● **WHAT YOU NEED TO DO**
Copy out every line of the data exactly.

● **DATA IN THIS EXERCISE**
========
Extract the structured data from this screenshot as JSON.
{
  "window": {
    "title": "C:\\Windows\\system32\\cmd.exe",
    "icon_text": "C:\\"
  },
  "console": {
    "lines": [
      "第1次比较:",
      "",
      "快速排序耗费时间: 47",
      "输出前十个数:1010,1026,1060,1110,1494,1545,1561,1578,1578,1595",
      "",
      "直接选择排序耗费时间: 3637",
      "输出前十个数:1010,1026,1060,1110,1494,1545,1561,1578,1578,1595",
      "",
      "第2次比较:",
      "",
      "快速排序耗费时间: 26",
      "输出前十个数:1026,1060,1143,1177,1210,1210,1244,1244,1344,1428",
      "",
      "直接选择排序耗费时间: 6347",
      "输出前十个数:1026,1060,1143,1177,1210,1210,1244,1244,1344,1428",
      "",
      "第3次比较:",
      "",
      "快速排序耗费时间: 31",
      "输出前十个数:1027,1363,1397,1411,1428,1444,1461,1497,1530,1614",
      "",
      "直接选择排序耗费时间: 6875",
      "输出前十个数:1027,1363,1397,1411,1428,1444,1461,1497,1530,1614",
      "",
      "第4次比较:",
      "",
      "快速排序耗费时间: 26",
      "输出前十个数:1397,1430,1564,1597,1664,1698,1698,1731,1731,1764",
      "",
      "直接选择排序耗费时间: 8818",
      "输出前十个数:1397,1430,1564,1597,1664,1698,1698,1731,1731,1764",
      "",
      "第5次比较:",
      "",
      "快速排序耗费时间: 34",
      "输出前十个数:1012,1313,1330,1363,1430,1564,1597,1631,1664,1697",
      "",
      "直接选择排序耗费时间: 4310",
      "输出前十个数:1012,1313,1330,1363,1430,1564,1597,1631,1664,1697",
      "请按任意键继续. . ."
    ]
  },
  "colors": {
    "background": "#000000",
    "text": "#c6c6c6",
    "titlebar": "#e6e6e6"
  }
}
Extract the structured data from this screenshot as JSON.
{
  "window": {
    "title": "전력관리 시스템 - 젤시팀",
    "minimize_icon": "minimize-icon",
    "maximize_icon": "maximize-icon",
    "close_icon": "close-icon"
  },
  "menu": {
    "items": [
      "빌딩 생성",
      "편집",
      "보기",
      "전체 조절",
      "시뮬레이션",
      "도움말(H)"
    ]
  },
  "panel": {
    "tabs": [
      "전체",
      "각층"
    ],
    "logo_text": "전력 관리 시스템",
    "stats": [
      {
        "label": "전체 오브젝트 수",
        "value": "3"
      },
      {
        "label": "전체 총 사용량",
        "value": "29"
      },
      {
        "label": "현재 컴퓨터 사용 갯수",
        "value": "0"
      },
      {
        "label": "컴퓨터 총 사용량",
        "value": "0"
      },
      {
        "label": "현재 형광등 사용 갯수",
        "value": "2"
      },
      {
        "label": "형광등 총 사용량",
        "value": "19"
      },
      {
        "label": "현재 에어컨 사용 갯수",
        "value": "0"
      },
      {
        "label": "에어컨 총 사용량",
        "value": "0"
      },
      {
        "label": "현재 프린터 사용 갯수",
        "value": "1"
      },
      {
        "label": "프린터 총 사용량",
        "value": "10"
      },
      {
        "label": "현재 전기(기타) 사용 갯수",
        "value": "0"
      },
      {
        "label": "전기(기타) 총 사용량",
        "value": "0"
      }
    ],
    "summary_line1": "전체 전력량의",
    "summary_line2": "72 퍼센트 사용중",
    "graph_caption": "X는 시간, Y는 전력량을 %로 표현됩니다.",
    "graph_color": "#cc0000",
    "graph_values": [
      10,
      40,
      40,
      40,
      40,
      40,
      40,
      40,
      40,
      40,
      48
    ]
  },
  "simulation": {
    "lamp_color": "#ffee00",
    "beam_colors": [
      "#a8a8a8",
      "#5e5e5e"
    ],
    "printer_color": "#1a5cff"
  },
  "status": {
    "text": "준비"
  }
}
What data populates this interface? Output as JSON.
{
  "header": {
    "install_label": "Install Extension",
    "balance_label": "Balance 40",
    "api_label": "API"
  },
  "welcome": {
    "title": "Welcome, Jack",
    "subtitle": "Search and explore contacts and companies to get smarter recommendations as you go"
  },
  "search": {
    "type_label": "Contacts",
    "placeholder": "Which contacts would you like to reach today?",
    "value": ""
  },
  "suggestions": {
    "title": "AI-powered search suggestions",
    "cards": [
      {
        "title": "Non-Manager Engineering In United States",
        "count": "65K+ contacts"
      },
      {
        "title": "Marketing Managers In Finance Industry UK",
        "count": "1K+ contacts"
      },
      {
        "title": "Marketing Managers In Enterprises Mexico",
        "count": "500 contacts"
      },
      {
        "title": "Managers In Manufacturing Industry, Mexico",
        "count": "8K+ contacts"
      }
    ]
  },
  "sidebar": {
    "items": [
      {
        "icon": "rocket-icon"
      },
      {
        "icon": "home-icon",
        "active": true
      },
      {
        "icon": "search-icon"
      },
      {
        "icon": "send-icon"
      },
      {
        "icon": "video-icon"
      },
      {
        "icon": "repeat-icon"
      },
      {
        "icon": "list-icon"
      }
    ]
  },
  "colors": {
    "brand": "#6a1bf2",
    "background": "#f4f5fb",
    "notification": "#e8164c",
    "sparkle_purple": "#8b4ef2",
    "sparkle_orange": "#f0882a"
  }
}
========
● **COMPLETED TASK**
Extract the structured data from this screenshot as JSON.
{
  "window": {
    "title": "C:\\Windows\\system32\\cmd.exe",
    "icon_text": "C:\\"
  },
  "console": {
    "lines": [
      "第1次比较:",
      "",
      "快速排序耗费时间: 47",
      "输出前十个数:1010,1026,1060,1110,1494,1545,1561,1578,1578,1595",
      "",
      "直接选择排序耗费时间: 3637",
      "输出前十个数:1010,1026,1060,1110,1494,1545,1561,1578,1578,1595",
      "",
      "第2次比较:",
      "",
      "快速排序耗费时间: 26",
      "输出前十个数:1026,1060,1143,1177,1210,1210,1244,1244,1344,1428",
      "",
      "直接选择排序耗费时间: 6347",
      "输出前十个数:1026,1060,1143,1177,1210,1210,1244,1244,1344,1428",
      "",
      "第3次比较:",
      "",
      "快速排序耗费时间: 31",
      "输出前十个数:1027,1363,1397,1411,1428,1444,1461,1497,1530,1614",
      "",
      "直接选择排序耗费时间: 6875",
      "输出前十个数:1027,1363,1397,1411,1428,1444,1461,1497,1530,1614",
      "",
      "第4次比较:",
      "",
      "快速排序耗费时间: 26",
      "输出前十个数:1397,1430,1564,1597,1664,1698,1698,1731,1731,1764",
      "",
      "直接选择排序耗费时间: 8818",
      "输出前十个数:1397,1430,1564,1597,1664,1698,1698,1731,1731,1764",
      "",
      "第5次比较:",
      "",
      "快速排序耗费时间: 34",
      "输出前十个数:1012,1313,1330,1363,1430,1564,1597,1631,1664,1697",
      "",
      "直接选择排序耗费时间: 4310",
      "输出前十个数:1012,1313,1330,1363,1430,1564,1597,1631,1664,1697",
      "请按任意键继续. . ."
    ]
  },
  "colors": {
    "background": "#000000",
    "text": "#c6c6c6",
    "titlebar": "#e6e6e6"
  }
}
Extract the structured data from this screenshot as JSON.
{
  "window": {
    "title": "전력관리 시스템 - 젤시팀",
    "minimize_icon": "minimize-icon",
    "maximize_icon": "maximize-icon",
    "close_icon": "close-icon"
  },
  "menu": {
    "items": [
      "빌딩 생성",
      "편집",
      "보기",
      "전체 조절",
      "시뮬레이션",
      "도움말(H)"
    ]
  },
  "panel": {
    "tabs": [
      "전체",
      "각층"
    ],
    "logo_text": "전력 관리 시스템",
    "stats": [
      {
        "label": "전체 오브젝트 수",
        "value": "3"
      },
      {
        "label": "전체 총 사용량",
        "value": "29"
      },
      {
        "label": "현재 컴퓨터 사용 갯수",
        "value": "0"
      },
      {
        "label": "컴퓨터 총 사용량",
        "value": "0"
      },
      {
        "label": "현재 형광등 사용 갯수",
        "value": "2"
      },
      {
        "label": "형광등 총 사용량",
        "value": "19"
      },
      {
        "label": "현재 에어컨 사용 갯수",
        "value": "0"
      },
      {
        "label": "에어컨 총 사용량",
        "value": "0"
      },
      {
        "label": "현재 프린터 사용 갯수",
        "value": "1"
      },
      {
        "label": "프린터 총 사용량",
        "value": "10"
      },
      {
        "label": "현재 전기(기타) 사용 갯수",
        "value": "0"
      },
      {
        "label": "전기(기타) 총 사용량",
        "value": "0"
      }
    ],
    "summary_line1": "전체 전력량의",
    "summary_line2": "72 퍼센트 사용중",
    "graph_caption": "X는 시간, Y는 전력량을 %로 표현됩니다.",
    "graph_color": "#cc0000",
    "graph_values": [
      10,
      40,
      40,
      40,
      40,
      40,
      40,
      40,
      40,
      40,
      48
    ]
  },
  "simulation": {
    "lamp_color": "#ffee00",
    "beam_colors": [
      "#a8a8a8",
      "#5e5e5e"
    ],
    "printer_color": "#1a5cff"
  },
  "status": {
    "text": "준비"
  }
}
What data populates this interface? Output as JSON.
{
  "header": {
    "install_label": "Install Extension",
    "balance_label": "Balance 40",
    "api_label": "API"
  },
  "welcome": {
    "title": "Welcome, Jack",
    "subtitle": "Search and explore contacts and companies to get smarter recommendations as you go"
  },
  "search": {
    "type_label": "Contacts",
    "placeholder": "Which contacts would you like to reach today?",
    "value": ""
  },
  "suggestions": {
    "title": "AI-powered search suggestions",
    "cards": [
      {
        "title": "Non-Manager Engineering In United States",
        "count": "65K+ contacts"
      },
      {
        "title": "Marketing Managers In Finance Industry UK",
        "count": "1K+ contacts"
      },
      {
        "title": "Marketing Managers In Enterprises Mexico",
        "count": "500 contacts"
      },
      {
        "title": "Managers In Manufacturing Industry, Mexico",
        "count": "8K+ contacts"
      }
    ]
  },
  "sidebar": {
    "items": [
      {
        "icon": "rocket-icon"
      },
      {
        "icon": "home-icon",
        "active": true
      },
      {
        "icon": "search-icon"
      },
      {
        "icon": "send-icon"
      },
      {
        "icon": "video-icon"
      },
      {
        "icon": "repeat-icon"
      },
      {
        "icon": "list-icon"
      }
    ]
  },
  "colors": {
    "brand": "#6a1bf2",
    "background": "#f4f5fb",
    "notification": "#e8164c",
    "sparkle_purple": "#8b4ef2",
    "sparkle_orange": "#f0882a"
  }
}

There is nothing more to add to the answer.